─── SUPPLIED RECORDS

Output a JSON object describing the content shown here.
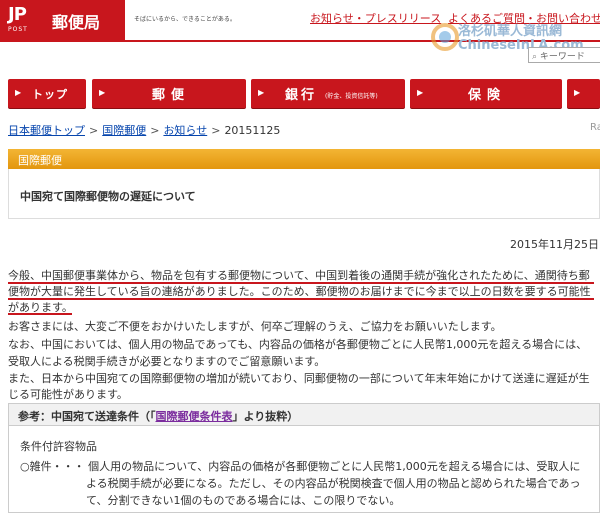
{
  "header": {
    "logo_mark": "JP",
    "logo_post": "POST",
    "logo_text": "郵便局",
    "tagline": "そばにいるから、できることがある。",
    "links": [
      "お知らせ・プレスリリース",
      "よくあるご質問・お問い合わせ"
    ],
    "search_placeholder": "キーワード"
  },
  "watermark": {
    "line1": "洛杉矶華人資訊網",
    "line2": "ChineseInLA.com"
  },
  "nav": {
    "items": [
      {
        "label": "トップ",
        "sub": ""
      },
      {
        "label": "郵便",
        "sub": ""
      },
      {
        "label": "銀行",
        "sub": "(貯金、投資信託等)"
      },
      {
        "label": "保険",
        "sub": ""
      }
    ]
  },
  "breadcrumb": {
    "items": [
      "日本郵便トップ",
      "国際郵便",
      "お知らせ"
    ],
    "current": "20151125",
    "right_fragment": "Ra"
  },
  "section": {
    "header": "国際郵便",
    "title": "中国宛て国際郵便物の遅延について"
  },
  "notice": {
    "date": "2015年11月25日",
    "lines": [
      "今般、中国郵便事業体から、物品を包有する郵便物について、中国到着後の通関手続が強化されたために、通関待ち郵",
      "便物が大量に発生している旨の連絡がありました。このため、郵便物のお届けまでに今まで以上の日数を要する可能性",
      "があります。",
      "お客さまには、大変ご不便をおかけいたしますが、何卒ご理解のうえ、ご協力をお願いいたします。",
      "なお、中国においては、個人用の物品であっても、内容品の価格が各郵便物ごとに人民幣1,000元を超える場合には、",
      "受取人による税関手続きが必要となりますのでご留意願います。",
      "また、日本から中国宛ての国際郵便物の増加が続いており、同郵便物の一部について年末年始にかけて送達に遅延が生",
      "じる可能性があります。"
    ]
  },
  "conditions": {
    "title_pre": "参考：中国宛て送達条件（「",
    "title_link": "国際郵便条件表",
    "title_post": "」より抜粋）",
    "subtitle": "条件付許容物品",
    "lines": [
      "○雑件・・・ 個人用の物品について、内容品の価格が各郵便物ごとに人民幣1,000元を超える場合には、受取人に",
      "よる税関手続が必要になる。ただし、その内容品が税関検査で個人用の物品と認められた場合であっ",
      "て、分割できない1個のものである場合には、この限りでない。"
    ]
  },
  "colors": {
    "brand_red": "#c8161d",
    "section_orange": "#eea21f",
    "link_blue": "#0645ad",
    "link_purple": "#7b2c9e"
  }
}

──────

Write out the entries above word for word. Do not include the pictures.

*EXERCISE RESULT*.
Output a JSON object describing the content shown here.
{
  "header": {
    "logo_mark": "JP",
    "logo_post": "POST",
    "logo_text": "郵便局",
    "tagline": "そばにいるから、できることがある。",
    "links": [
      "お知らせ・プレスリリース",
      "よくあるご質問・お問い合わせ"
    ],
    "search_placeholder": "キーワード"
  },
  "watermark": {
    "line1": "洛杉矶華人資訊網",
    "line2": "ChineseInLA.com"
  },
  "nav": {
    "items": [
      {
        "label": "トップ",
        "sub": ""
      },
      {
        "label": "郵便",
        "sub": ""
      },
      {
        "label": "銀行",
        "sub": "(貯金、投資信託等)"
      },
      {
        "label": "保険",
        "sub": ""
      }
    ]
  },
  "breadcrumb": {
    "items": [
      "日本郵便トップ",
      "国際郵便",
      "お知らせ"
    ],
    "current": "20151125",
    "right_fragment": "Ra"
  },
  "section": {
    "header": "国際郵便",
    "title": "中国宛て国際郵便物の遅延について"
  },
  "notice": {
    "date": "2015年11月25日",
    "lines": [
      "今般、中国郵便事業体から、物品を包有する郵便物について、中国到着後の通関手続が強化されたために、通関待ち郵",
      "便物が大量に発生している旨の連絡がありました。このため、郵便物のお届けまでに今まで以上の日数を要する可能性",
      "があります。",
      "お客さまには、大変ご不便をおかけいたしますが、何卒ご理解のうえ、ご協力をお願いいたします。",
      "なお、中国においては、個人用の物品であっても、内容品の価格が各郵便物ごとに人民幣1,000元を超える場合には、",
      "受取人による税関手続きが必要となりますのでご留意願います。",
      "また、日本から中国宛ての国際郵便物の増加が続いており、同郵便物の一部について年末年始にかけて送達に遅延が生",
      "じる可能性があります。"
    ]
  },
  "conditions": {
    "title_pre": "参考：中国宛て送達条件（「",
    "title_link": "国際郵便条件表",
    "title_post": "」より抜粋）",
    "subtitle": "条件付許容物品",
    "lines": [
      "○雑件・・・ 個人用の物品について、内容品の価格が各郵便物ごとに人民幣1,000元を超える場合には、受取人に",
      "よる税関手続が必要になる。ただし、その内容品が税関検査で個人用の物品と認められた場合であっ",
      "て、分割できない1個のものである場合には、この限りでない。"
    ]
  },
  "colors": {
    "brand_red": "#c8161d",
    "section_orange": "#eea21f",
    "link_blue": "#0645ad",
    "link_purple": "#7b2c9e"
  }
}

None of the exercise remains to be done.